[THE PROBLEM] Exact repetition of every entry is required.

═══ EXERCISE DATA ═══

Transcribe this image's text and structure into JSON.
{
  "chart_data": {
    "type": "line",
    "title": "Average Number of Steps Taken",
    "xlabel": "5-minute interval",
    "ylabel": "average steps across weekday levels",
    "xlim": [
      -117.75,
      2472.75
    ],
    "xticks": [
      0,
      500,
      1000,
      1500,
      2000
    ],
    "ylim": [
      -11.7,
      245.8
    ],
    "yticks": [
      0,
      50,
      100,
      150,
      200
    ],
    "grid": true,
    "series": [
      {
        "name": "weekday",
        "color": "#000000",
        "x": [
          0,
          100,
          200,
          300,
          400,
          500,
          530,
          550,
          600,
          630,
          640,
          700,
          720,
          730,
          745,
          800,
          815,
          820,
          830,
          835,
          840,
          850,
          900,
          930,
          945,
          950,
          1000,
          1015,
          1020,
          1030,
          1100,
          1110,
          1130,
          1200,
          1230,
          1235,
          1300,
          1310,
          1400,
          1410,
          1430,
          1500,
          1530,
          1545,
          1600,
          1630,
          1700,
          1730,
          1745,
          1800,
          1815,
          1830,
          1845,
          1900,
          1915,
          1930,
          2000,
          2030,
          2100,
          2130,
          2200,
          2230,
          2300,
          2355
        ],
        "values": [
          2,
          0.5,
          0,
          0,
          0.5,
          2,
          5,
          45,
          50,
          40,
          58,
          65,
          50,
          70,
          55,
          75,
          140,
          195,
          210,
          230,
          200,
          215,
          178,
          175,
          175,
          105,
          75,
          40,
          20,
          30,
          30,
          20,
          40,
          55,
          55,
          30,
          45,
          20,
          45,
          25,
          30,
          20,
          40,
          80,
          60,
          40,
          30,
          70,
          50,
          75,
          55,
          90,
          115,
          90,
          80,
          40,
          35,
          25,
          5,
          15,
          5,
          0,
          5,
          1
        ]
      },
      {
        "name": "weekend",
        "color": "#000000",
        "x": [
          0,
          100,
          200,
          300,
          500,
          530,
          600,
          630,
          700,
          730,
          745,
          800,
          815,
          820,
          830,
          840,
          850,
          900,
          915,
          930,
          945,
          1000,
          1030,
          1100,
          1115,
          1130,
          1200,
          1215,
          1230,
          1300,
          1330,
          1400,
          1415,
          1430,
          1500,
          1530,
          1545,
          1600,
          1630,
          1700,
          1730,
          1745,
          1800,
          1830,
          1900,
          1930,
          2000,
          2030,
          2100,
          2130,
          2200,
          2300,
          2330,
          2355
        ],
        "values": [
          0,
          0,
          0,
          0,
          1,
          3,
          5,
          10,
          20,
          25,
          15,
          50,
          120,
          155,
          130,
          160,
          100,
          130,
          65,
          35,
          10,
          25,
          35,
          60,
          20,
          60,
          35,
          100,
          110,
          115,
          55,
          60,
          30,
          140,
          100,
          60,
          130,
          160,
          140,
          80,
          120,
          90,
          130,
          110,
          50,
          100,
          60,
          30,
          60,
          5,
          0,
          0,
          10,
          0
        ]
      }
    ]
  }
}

═══

[RESULT]
Transcribe this image's text and structure into JSON.
{
  "chart_data": {
    "type": "line",
    "title": "Average Number of Steps Taken",
    "xlabel": "5-minute interval",
    "ylabel": "average steps across weekday levels",
    "xlim": [
      -117.75,
      2472.75
    ],
    "xticks": [
      0,
      500,
      1000,
      1500,
      2000
    ],
    "ylim": [
      -11.7,
      245.8
    ],
    "yticks": [
      0,
      50,
      100,
      150,
      200
    ],
    "grid": true,
    "series": [
      {
        "name": "weekday",
        "color": "#000000",
        "x": [
          0,
          100,
          200,
          300,
          400,
          500,
          530,
          550,
          600,
          630,
          640,
          700,
          720,
          730,
          745,
          800,
          815,
          820,
          830,
          835,
          840,
          850,
          900,
          930,
          945,
          950,
          1000,
          1015,
          1020,
          1030,
          1100,
          1110,
          1130,
          1200,
          1230,
          1235,
          1300,
          1310,
          1400,
          1410,
          1430,
          1500,
          1530,
          1545,
          1600,
          1630,
          1700,
          1730,
          1745,
          1800,
          1815,
          1830,
          1845,
          1900,
          1915,
          1930,
          2000,
          2030,
          2100,
          2130,
          2200,
          2230,
          2300,
          2355
        ],
        "values": [
          2,
          0.5,
          0,
          0,
          0.5,
          2,
          5,
          45,
          50,
          40,
          58,
          65,
          50,
          70,
          55,
          75,
          140,
          195,
          210,
          230,
          200,
          215,
          178,
          175,
          175,
          105,
          75,
          40,
          20,
          30,
          30,
          20,
          40,
          55,
          55,
          30,
          45,
          20,
          45,
          25,
          30,
          20,
          40,
          80,
          60,
          40,
          30,
          70,
          50,
          75,
          55,
          90,
          115,
          90,
          80,
          40,
          35,
          25,
          5,
          15,
          5,
          0,
          5,
          1
        ]
      },
      {
        "name": "weekend",
        "color": "#000000",
        "x": [
          0,
          100,
          200,
          300,
          500,
          530,
          600,
          630,
          700,
          730,
          745,
          800,
          815,
          820,
          830,
          840,
          850,
          900,
          915,
          930,
          945,
          1000,
          1030,
          1100,
          1115,
          1130,
          1200,
          1215,
          1230,
          1300,
          1330,
          1400,
          1415,
          1430,
          1500,
          1530,
          1545,
          1600,
          1630,
          1700,
          1730,
          1745,
          1800,
          1830,
          1900,
          1930,
          2000,
          2030,
          2100,
          2130,
          2200,
          2300,
          2330,
          2355
        ],
        "values": [
          0,
          0,
          0,
          0,
          1,
          3,
          5,
          10,
          20,
          25,
          15,
          50,
          120,
          155,
          130,
          160,
          100,
          130,
          65,
          35,
          10,
          25,
          35,
          60,
          20,
          60,
          35,
          100,
          110,
          115,
          55,
          60,
          30,
          140,
          100,
          60,
          130,
          160,
          140,
          80,
          120,
          90,
          130,
          110,
          50,
          100,
          60,
          30,
          60,
          5,
          0,
          0,
          10,
          0
        ]
      }
    ]
  }
}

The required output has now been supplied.